>> Begin Given records
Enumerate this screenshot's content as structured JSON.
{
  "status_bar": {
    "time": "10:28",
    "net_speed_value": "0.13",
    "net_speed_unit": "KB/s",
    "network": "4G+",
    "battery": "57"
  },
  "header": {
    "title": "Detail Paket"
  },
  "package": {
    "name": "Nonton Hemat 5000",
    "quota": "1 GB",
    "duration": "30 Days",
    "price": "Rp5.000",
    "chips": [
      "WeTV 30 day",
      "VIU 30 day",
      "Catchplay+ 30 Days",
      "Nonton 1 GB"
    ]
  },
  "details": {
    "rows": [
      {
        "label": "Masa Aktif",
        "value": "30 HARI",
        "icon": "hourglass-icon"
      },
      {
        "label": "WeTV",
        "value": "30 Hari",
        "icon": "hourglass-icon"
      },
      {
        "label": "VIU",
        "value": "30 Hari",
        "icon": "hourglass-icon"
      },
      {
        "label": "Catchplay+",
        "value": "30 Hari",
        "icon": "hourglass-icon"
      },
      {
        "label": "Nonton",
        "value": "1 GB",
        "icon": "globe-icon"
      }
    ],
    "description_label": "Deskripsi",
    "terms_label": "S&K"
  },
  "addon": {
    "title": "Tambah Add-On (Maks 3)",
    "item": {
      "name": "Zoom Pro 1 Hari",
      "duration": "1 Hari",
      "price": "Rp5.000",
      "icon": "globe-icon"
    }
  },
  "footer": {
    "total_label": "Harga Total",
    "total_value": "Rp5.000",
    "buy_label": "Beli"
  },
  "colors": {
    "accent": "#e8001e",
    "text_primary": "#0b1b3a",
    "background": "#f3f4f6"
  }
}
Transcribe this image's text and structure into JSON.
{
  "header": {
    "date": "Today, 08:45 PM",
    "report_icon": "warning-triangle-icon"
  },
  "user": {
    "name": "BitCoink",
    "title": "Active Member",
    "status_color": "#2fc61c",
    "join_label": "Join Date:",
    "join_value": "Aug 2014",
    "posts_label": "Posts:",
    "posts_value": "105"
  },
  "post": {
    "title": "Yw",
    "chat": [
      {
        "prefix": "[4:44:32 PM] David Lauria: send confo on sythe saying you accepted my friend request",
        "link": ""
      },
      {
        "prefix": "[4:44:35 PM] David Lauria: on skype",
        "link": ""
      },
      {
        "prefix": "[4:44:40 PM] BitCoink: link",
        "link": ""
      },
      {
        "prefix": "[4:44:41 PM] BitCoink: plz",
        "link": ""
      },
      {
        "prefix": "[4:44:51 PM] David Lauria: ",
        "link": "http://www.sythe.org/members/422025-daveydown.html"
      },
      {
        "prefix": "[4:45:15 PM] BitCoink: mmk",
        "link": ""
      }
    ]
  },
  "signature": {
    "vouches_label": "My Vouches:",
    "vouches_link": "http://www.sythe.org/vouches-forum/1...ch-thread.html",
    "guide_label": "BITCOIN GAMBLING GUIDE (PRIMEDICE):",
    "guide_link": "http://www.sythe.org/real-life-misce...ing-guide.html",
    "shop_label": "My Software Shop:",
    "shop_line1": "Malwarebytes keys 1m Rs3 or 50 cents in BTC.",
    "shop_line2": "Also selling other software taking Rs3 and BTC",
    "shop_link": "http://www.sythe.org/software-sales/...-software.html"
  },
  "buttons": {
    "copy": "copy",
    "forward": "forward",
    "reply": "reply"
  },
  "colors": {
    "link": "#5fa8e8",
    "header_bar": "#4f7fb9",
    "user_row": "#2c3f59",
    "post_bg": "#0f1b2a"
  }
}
>> End Given records
Requirement ▸ Write the material out again in its entirety, exactly as shown.

Solution ▸
Enumerate this screenshot's content as structured JSON.
{
  "status_bar": {
    "time": "10:28",
    "net_speed_value": "0.13",
    "net_speed_unit": "KB/s",
    "network": "4G+",
    "battery": "57"
  },
  "header": {
    "title": "Detail Paket"
  },
  "package": {
    "name": "Nonton Hemat 5000",
    "quota": "1 GB",
    "duration": "30 Days",
    "price": "Rp5.000",
    "chips": [
      "WeTV 30 day",
      "VIU 30 day",
      "Catchplay+ 30 Days",
      "Nonton 1 GB"
    ]
  },
  "details": {
    "rows": [
      {
        "label": "Masa Aktif",
        "value": "30 HARI",
        "icon": "hourglass-icon"
      },
      {
        "label": "WeTV",
        "value": "30 Hari",
        "icon": "hourglass-icon"
      },
      {
        "label": "VIU",
        "value": "30 Hari",
        "icon": "hourglass-icon"
      },
      {
        "label": "Catchplay+",
        "value": "30 Hari",
        "icon": "hourglass-icon"
      },
      {
        "label": "Nonton",
        "value": "1 GB",
        "icon": "globe-icon"
      }
    ],
    "description_label": "Deskripsi",
    "terms_label": "S&K"
  },
  "addon": {
    "title": "Tambah Add-On (Maks 3)",
    "item": {
      "name": "Zoom Pro 1 Hari",
      "duration": "1 Hari",
      "price": "Rp5.000",
      "icon": "globe-icon"
    }
  },
  "footer": {
    "total_label": "Harga Total",
    "total_value": "Rp5.000",
    "buy_label": "Beli"
  },
  "colors": {
    "accent": "#e8001e",
    "text_primary": "#0b1b3a",
    "background": "#f3f4f6"
  }
}
Transcribe this image's text and structure into JSON.
{
  "header": {
    "date": "Today, 08:45 PM",
    "report_icon": "warning-triangle-icon"
  },
  "user": {
    "name": "BitCoink",
    "title": "Active Member",
    "status_color": "#2fc61c",
    "join_label": "Join Date:",
    "join_value": "Aug 2014",
    "posts_label": "Posts:",
    "posts_value": "105"
  },
  "post": {
    "title": "Yw",
    "chat": [
      {
        "prefix": "[4:44:32 PM] David Lauria: send confo on sythe saying you accepted my friend request",
        "link": ""
      },
      {
        "prefix": "[4:44:35 PM] David Lauria: on skype",
        "link": ""
      },
      {
        "prefix": "[4:44:40 PM] BitCoink: link",
        "link": ""
      },
      {
        "prefix": "[4:44:41 PM] BitCoink: plz",
        "link": ""
      },
      {
        "prefix": "[4:44:51 PM] David Lauria: ",
        "link": "http://www.sythe.org/members/422025-daveydown.html"
      },
      {
        "prefix": "[4:45:15 PM] BitCoink: mmk",
        "link": ""
      }
    ]
  },
  "signature": {
    "vouches_label": "My Vouches:",
    "vouches_link": "http://www.sythe.org/vouches-forum/1...ch-thread.html",
    "guide_label": "BITCOIN GAMBLING GUIDE (PRIMEDICE):",
    "guide_link": "http://www.sythe.org/real-life-misce...ing-guide.html",
    "shop_label": "My Software Shop:",
    "shop_line1": "Malwarebytes keys 1m Rs3 or 50 cents in BTC.",
    "shop_line2": "Also selling other software taking Rs3 and BTC",
    "shop_link": "http://www.sythe.org/software-sales/...-software.html"
  },
  "buttons": {
    "copy": "copy",
    "forward": "forward",
    "reply": "reply"
  },
  "colors": {
    "link": "#5fa8e8",
    "header_bar": "#4f7fb9",
    "user_row": "#2c3f59",
    "post_bg": "#0f1b2a"
  }
}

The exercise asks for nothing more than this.